• [Provided passage]
■ ■ ■

Catholic church in Carbonear, Newfoundland, Canada

St. Patrick's Roman Catholic Church is a Catholic church in Carbonear, Newfoundland. The present brick church was completed in 1891. It and the Church of the Sacred Heart in Heart's Desire constitute the Parish of St. Patrick within the Diocese of Grand Falls.

==Parish Priests==

- Rev. John Dalton, P.P. (1850 - 1856) (died 1869)
- Rev. John O'Connor, P.P. (1856 - 1873) (died 1898)
- Rev. William Veitch, P.P. (1873 - 1876) (died 1917)
- Rev. Stephen O'Flynn, P.P. (1876 - 1879) (died 1899)
- Rev. Richard F. Walsh, P.P. (1879 - 1884)
- Rev. Thomas.E. Lynch, P.P. (1884 - 1889)
- Rt. Rev. Msgr. Felix D. McCarthy, P.P., V.G., D.P., P.A. (1889 - 1944) (died 1944)
- Rev. Thomas D. O'Neill, P.P. (1944 - 1948) (died 1956)
- Rt. Rev. Msgr. Joseph W. Peddle, P.P. (1948 - 1953)
- Rev. Leo Burke, P.P. (1953 - 1957) (died 2004)
- Rt. Rev. Msgr. Joseph W. Peddle, P.P., V.G. (1957 - 1974) (died 1974)
- Rev. William P. Hogan, P.P. (1974 - 1981) (died 1999)
- Rev. David W. Heale, P.P. (1981 -1985) (died 2008)
- Rev. Brendan J. McCarthy, P.P. (1985 - 1991) (died 2010)
- Rev. William Matthews, P.P. (1991 - 2001) (died 2015)
- Rev. William Hearn, P.P. (2001 - 2002)
- Rt. Rev. Msgr. Edward T. Bromley, V.G., P.P. (2002 - 2012) (died 2016)
- Rev. Michael Barker, P.P. (2012 - 2016)
- Rev. Anthony Nwoko, S.D.V. (2016–Present)

==History Timeline==

- 1826 - First wooden Catholic Church is built in Carbonear.
- 1835 - A second Catholic Church is erected in Carbonear.
- 1888 - On September 14, a "Very impressive ceremony took place at Carbonear", namely laying the foundation of the new St. Patrick's.
- 1889 - Rev. F. D. McCarthy was assigned to St. Patrick's in Carbonear and oversaw the construction of the present brick church.
- 1891 - At 11 o'clock pm on Thursday December 24, 1891 the church opened its doors and celebrated its first mass.
- 1895 - The second church was converted into a convent.
- 1991 - 100th anniversary of the brick church.
- 1999 - A new spire was erected for the church.
- 2017 - St. Patrick's Parish celebrated 150 years.
- 2020 - On January 4, a fire broke out in the church furnace building. Smoke leaked into the church and the furnace was destroyed, causing the church to shut down. Mass was held at the local Knights of Columbus building; the church has since re-opened.

■ ■ ■

• [Exercise data]

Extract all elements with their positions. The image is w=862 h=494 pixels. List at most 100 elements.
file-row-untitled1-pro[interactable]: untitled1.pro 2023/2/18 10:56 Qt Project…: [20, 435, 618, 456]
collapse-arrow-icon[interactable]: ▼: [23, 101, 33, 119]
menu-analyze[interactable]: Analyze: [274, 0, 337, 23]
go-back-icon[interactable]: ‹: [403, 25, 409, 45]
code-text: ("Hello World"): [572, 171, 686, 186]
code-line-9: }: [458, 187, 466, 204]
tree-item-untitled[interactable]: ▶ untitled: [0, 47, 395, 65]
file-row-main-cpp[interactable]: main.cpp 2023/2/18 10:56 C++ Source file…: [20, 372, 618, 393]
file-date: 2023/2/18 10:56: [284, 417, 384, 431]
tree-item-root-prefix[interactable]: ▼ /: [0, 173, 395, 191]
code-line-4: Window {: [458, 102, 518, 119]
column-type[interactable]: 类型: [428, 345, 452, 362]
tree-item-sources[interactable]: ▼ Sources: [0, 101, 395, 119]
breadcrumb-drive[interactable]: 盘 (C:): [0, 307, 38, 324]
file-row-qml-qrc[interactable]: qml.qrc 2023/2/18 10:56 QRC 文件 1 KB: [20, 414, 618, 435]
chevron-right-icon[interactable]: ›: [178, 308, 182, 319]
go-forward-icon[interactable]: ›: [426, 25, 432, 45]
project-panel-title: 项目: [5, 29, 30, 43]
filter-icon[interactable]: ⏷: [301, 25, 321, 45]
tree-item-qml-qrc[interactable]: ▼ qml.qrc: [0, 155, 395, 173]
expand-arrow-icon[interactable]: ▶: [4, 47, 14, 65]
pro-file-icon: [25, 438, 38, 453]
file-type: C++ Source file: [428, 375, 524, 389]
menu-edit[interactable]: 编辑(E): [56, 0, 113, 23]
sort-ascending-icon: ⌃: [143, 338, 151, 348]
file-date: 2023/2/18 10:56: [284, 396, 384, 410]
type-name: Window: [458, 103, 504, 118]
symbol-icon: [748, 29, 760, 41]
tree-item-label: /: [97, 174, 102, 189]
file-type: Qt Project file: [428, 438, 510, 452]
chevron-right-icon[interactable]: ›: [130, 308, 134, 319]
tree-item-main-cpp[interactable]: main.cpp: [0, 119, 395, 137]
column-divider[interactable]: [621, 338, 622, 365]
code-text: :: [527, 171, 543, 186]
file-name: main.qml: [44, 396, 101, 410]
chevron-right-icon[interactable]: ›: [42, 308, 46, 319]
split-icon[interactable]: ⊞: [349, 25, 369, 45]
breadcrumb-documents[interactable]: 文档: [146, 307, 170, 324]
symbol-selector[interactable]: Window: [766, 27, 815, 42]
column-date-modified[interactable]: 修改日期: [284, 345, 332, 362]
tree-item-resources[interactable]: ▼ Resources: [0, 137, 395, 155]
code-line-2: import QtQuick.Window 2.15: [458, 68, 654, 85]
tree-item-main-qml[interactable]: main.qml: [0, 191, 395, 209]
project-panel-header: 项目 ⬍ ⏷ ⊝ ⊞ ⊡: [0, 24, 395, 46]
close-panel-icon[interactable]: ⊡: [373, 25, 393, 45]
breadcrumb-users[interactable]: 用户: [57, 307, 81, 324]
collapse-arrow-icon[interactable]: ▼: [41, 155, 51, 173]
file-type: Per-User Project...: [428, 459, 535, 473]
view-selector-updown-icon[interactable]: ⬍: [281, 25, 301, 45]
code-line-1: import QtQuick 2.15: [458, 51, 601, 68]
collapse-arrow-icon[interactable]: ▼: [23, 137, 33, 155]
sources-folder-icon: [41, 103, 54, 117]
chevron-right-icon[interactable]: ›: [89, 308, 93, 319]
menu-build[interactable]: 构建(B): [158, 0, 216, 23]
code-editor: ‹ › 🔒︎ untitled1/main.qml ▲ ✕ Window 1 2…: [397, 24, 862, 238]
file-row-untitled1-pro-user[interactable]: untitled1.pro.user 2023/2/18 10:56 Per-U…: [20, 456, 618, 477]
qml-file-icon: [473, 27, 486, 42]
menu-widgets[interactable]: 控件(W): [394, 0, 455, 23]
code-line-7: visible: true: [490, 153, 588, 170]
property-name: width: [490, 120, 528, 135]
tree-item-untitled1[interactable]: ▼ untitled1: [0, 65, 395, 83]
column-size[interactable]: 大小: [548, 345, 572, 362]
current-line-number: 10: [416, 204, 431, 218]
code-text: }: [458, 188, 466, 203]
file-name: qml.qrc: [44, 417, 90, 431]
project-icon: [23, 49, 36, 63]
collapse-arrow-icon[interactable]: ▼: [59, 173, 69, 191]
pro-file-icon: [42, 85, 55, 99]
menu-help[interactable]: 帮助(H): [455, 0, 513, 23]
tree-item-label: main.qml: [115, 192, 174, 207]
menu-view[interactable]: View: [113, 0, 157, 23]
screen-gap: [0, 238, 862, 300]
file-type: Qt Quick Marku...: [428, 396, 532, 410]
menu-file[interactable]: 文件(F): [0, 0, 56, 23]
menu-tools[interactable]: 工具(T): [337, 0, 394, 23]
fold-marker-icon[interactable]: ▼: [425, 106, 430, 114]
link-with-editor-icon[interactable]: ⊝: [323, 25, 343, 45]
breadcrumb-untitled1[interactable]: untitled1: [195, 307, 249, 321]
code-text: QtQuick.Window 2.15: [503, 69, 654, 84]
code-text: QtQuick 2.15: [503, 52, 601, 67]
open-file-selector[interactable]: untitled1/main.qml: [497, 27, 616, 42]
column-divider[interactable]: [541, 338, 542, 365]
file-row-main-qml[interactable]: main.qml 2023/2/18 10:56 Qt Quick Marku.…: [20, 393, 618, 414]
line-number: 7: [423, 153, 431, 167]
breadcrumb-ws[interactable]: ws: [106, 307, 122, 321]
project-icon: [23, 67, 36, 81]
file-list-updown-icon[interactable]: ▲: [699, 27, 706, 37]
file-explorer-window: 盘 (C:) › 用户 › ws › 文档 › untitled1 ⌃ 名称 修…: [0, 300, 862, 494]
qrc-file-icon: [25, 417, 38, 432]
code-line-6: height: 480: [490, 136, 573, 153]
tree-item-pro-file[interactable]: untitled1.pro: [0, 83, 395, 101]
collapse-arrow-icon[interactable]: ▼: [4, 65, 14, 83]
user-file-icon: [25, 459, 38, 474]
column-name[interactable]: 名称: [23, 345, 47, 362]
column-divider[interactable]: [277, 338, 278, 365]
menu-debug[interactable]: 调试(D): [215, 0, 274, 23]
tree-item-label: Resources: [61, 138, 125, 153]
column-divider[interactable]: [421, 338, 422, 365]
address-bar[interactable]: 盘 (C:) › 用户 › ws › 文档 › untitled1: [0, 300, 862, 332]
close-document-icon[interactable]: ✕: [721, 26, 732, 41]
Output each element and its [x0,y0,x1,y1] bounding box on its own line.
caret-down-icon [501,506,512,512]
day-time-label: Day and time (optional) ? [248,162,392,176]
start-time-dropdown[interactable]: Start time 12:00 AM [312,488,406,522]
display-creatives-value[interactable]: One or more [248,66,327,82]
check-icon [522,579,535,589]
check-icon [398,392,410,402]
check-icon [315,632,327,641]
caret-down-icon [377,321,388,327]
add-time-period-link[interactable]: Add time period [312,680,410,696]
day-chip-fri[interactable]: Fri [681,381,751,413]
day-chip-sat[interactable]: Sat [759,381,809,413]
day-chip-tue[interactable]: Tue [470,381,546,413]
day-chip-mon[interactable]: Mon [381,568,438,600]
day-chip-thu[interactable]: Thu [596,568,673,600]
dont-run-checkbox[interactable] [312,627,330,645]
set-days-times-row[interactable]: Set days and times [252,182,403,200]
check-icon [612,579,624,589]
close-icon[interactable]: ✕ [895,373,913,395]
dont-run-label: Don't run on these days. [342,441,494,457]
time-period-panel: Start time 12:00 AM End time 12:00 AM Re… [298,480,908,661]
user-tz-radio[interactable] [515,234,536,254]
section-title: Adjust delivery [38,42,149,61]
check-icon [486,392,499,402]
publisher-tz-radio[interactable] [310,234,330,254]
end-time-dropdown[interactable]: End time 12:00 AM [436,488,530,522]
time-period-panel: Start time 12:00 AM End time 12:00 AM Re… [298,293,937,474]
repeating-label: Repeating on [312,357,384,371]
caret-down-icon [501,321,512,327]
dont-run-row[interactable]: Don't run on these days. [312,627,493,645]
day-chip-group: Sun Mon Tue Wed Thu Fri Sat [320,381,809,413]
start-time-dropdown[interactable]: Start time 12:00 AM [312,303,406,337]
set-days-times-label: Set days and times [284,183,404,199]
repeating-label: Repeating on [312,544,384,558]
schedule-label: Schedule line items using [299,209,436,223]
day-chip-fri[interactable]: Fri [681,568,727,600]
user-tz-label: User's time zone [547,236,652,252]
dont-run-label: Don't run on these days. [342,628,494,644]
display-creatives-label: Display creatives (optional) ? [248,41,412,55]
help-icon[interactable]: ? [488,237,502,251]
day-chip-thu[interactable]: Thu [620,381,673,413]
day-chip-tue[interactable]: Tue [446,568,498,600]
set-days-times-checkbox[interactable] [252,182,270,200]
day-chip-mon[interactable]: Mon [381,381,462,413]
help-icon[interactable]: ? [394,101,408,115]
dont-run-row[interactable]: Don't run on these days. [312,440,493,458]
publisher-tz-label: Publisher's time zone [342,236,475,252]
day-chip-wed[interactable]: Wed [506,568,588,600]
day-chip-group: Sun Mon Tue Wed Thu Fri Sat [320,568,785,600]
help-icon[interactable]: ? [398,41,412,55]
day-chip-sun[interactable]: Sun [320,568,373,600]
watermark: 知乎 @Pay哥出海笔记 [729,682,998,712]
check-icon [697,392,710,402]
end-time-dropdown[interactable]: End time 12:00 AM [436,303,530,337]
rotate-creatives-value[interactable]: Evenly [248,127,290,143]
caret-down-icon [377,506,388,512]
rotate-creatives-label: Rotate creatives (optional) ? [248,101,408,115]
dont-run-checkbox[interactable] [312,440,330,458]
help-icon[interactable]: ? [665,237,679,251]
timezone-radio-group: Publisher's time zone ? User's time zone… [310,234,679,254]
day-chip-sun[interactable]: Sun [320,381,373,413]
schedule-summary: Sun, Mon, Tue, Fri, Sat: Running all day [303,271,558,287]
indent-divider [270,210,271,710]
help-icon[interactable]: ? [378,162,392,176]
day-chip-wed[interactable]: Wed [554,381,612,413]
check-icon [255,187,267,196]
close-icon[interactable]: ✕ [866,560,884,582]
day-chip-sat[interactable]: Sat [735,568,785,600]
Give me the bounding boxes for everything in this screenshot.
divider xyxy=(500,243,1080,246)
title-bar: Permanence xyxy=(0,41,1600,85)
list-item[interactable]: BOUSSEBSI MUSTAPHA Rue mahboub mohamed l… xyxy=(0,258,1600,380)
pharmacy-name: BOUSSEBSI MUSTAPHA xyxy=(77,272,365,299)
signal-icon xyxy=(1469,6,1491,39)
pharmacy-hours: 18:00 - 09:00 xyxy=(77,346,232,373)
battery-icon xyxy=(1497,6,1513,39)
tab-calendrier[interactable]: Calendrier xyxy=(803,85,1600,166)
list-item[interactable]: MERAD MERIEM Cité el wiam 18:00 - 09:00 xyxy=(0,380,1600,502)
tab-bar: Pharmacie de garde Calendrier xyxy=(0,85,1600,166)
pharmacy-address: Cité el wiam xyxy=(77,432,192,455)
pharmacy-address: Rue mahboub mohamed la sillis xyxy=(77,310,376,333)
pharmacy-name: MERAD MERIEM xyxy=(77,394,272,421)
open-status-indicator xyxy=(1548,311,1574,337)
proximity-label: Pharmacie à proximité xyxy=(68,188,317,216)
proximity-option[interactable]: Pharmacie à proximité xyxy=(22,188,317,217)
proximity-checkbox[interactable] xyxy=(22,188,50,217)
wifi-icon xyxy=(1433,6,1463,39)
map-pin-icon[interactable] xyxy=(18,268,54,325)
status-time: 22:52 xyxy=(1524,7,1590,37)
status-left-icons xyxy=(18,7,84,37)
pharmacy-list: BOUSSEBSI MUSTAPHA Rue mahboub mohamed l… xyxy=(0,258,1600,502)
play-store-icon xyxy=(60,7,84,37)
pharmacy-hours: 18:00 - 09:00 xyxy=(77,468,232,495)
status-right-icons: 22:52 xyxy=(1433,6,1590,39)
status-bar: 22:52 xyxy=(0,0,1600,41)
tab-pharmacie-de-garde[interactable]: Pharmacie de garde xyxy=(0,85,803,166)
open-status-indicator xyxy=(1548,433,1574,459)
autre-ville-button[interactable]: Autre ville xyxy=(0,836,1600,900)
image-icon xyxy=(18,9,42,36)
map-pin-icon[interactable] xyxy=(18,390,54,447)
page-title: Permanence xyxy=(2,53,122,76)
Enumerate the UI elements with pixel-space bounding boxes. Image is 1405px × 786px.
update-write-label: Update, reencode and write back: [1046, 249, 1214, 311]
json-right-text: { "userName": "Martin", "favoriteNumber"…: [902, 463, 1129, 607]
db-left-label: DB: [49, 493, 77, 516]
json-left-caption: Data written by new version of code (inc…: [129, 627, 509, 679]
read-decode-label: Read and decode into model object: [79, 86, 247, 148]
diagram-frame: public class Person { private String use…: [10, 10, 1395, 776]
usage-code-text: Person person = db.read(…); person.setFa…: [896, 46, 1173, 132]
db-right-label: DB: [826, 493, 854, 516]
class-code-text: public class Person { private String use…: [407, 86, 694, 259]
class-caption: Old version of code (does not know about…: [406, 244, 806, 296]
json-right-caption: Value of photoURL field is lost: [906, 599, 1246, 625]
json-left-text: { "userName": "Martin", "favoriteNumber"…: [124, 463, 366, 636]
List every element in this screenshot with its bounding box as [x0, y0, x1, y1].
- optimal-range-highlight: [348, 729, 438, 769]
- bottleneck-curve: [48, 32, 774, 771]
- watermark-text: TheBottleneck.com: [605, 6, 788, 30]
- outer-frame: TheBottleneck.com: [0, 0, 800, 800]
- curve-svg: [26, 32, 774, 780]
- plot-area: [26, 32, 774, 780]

■ ■ ■

• [Exercises to complete]
**1)** From the History Timeline in the St. Patrick's Church text, list every year before 1900.
**2)** Please repeat the St. Patrick's Church text from "Catholic church in Carbonear, Newfoundland, Canada" up to and including "of Grand Falls.".
**3)** According to the St. Patrick's Church text, in what year was a new spire erected for the church?

• [Solutions to each task]
**1)** 1826, 1835, 1888, 1889, 1891, 1895

**2)**
Catholic church in Carbonear, Newfoundland, Canada

St. Patrick's Roman Catholic Church is a Catholic church in Carbonear, Newfoundland. The present brick church was completed in 1891. It and the Church of the Sacred Heart in Heart's Desire constitute the Parish of St. Patrick within the Diocese of Grand Falls.

**3)** 1999